Short problem: Write out every line of the entries below, character for character, with nothing added or dropped.

Data to process:
===============

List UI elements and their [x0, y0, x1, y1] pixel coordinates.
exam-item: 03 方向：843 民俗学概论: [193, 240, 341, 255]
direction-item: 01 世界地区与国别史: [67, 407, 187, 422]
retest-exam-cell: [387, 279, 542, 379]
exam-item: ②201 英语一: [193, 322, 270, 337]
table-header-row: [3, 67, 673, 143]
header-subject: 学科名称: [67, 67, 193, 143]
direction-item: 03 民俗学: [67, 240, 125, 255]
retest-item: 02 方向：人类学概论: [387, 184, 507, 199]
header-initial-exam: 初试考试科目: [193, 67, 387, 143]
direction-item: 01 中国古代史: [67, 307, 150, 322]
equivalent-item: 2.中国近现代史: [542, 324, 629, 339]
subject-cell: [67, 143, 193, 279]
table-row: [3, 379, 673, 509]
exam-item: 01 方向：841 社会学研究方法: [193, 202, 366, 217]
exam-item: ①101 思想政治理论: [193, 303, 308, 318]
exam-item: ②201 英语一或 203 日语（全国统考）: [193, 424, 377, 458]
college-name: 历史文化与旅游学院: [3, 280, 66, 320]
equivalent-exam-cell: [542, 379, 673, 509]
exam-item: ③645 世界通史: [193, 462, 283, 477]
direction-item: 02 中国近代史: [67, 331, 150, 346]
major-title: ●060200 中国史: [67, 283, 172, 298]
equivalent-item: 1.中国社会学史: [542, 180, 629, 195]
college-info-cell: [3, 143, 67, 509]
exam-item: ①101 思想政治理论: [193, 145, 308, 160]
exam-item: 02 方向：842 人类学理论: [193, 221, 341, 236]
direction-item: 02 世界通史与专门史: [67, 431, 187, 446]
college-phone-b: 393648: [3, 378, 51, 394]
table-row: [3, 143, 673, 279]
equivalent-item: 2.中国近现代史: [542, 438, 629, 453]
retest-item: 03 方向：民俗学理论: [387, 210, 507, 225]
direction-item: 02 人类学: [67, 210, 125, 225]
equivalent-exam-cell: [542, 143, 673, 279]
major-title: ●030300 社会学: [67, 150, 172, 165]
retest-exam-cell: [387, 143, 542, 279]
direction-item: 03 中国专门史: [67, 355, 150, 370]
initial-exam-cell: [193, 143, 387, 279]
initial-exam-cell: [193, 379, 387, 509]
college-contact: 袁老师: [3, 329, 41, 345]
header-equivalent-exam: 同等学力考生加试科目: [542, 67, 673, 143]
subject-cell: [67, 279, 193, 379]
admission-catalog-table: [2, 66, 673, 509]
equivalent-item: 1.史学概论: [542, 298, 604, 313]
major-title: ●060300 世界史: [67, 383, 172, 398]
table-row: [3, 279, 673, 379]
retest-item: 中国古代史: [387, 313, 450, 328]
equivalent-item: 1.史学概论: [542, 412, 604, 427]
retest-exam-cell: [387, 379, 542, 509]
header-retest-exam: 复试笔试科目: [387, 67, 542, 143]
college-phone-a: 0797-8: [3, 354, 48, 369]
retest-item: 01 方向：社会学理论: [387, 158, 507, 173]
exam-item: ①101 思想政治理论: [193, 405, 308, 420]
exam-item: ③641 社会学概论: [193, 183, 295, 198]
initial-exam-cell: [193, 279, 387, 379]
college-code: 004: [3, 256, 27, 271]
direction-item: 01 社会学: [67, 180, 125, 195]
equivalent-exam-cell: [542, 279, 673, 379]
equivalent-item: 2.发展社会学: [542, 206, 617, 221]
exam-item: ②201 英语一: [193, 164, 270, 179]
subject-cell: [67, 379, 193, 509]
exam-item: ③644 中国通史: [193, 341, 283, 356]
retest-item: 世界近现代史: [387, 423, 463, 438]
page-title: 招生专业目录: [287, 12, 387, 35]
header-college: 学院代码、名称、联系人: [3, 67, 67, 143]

===============

Correct response:
List UI elements and their [x0, y0, x1, y1] pixel coordinates.
exam-item: 03 方向：843 民俗学概论: [193, 240, 341, 255]
direction-item: 01 世界地区与国别史: [67, 407, 187, 422]
retest-exam-cell: [387, 279, 542, 379]
exam-item: ②201 英语一: [193, 322, 270, 337]
table-header-row: [3, 67, 673, 143]
header-subject: 学科名称: [67, 67, 193, 143]
direction-item: 03 民俗学: [67, 240, 125, 255]
retest-item: 02 方向：人类学概论: [387, 184, 507, 199]
header-initial-exam: 初试考试科目: [193, 67, 387, 143]
direction-item: 01 中国古代史: [67, 307, 150, 322]
equivalent-item: 2.中国近现代史: [542, 324, 629, 339]
subject-cell: [67, 143, 193, 279]
table-row: [3, 379, 673, 509]
exam-item: 01 方向：841 社会学研究方法: [193, 202, 366, 217]
exam-item: ①101 思想政治理论: [193, 303, 308, 318]
exam-item: ②201 英语一或 203 日语（全国统考）: [193, 424, 377, 458]
college-name: 历史文化与旅游学院: [3, 280, 66, 320]
equivalent-exam-cell: [542, 379, 673, 509]
exam-item: ③645 世界通史: [193, 462, 283, 477]
direction-item: 02 中国近代史: [67, 331, 150, 346]
major-title: ●060200 中国史: [67, 283, 172, 298]
equivalent-item: 1.中国社会学史: [542, 180, 629, 195]
college-info-cell: [3, 143, 67, 509]
exam-item: ①101 思想政治理论: [193, 145, 308, 160]
exam-item: 02 方向：842 人类学理论: [193, 221, 341, 236]
direction-item: 02 世界通史与专门史: [67, 431, 187, 446]
college-phone-b: 393648: [3, 378, 51, 394]
table-row: [3, 143, 673, 279]
equivalent-item: 2.中国近现代史: [542, 438, 629, 453]
retest-item: 03 方向：民俗学理论: [387, 210, 507, 225]
direction-item: 02 人类学: [67, 210, 125, 225]
equivalent-exam-cell: [542, 143, 673, 279]
major-title: ●030300 社会学: [67, 150, 172, 165]
retest-exam-cell: [387, 143, 542, 279]
direction-item: 03 中国专门史: [67, 355, 150, 370]
initial-exam-cell: [193, 143, 387, 279]
initial-exam-cell: [193, 379, 387, 509]
college-contact: 袁老师: [3, 329, 41, 345]
header-equivalent-exam: 同等学力考生加试科目: [542, 67, 673, 143]
subject-cell: [67, 279, 193, 379]
admission-catalog-table: [2, 66, 673, 509]
equivalent-item: 1.史学概论: [542, 298, 604, 313]
major-title: ●060300 世界史: [67, 383, 172, 398]
table-row: [3, 279, 673, 379]
retest-item: 中国古代史: [387, 313, 450, 328]
equivalent-item: 1.史学概论: [542, 412, 604, 427]
retest-exam-cell: [387, 379, 542, 509]
header-retest-exam: 复试笔试科目: [387, 67, 542, 143]
college-phone-a: 0797-8: [3, 354, 48, 369]
retest-item: 01 方向：社会学理论: [387, 158, 507, 173]
exam-item: ①101 思想政治理论: [193, 405, 308, 420]
exam-item: ③641 社会学概论: [193, 183, 295, 198]
initial-exam-cell: [193, 279, 387, 379]
college-code: 004: [3, 256, 27, 271]
direction-item: 01 社会学: [67, 180, 125, 195]
equivalent-exam-cell: [542, 279, 673, 379]
equivalent-item: 2.发展社会学: [542, 206, 617, 221]
exam-item: ②201 英语一: [193, 164, 270, 179]
subject-cell: [67, 379, 193, 509]
exam-item: ③644 中国通史: [193, 341, 283, 356]
retest-item: 世界近现代史: [387, 423, 463, 438]
page-title: 招生专业目录: [287, 12, 387, 35]
header-college: 学院代码、名称、联系人: [3, 67, 67, 143]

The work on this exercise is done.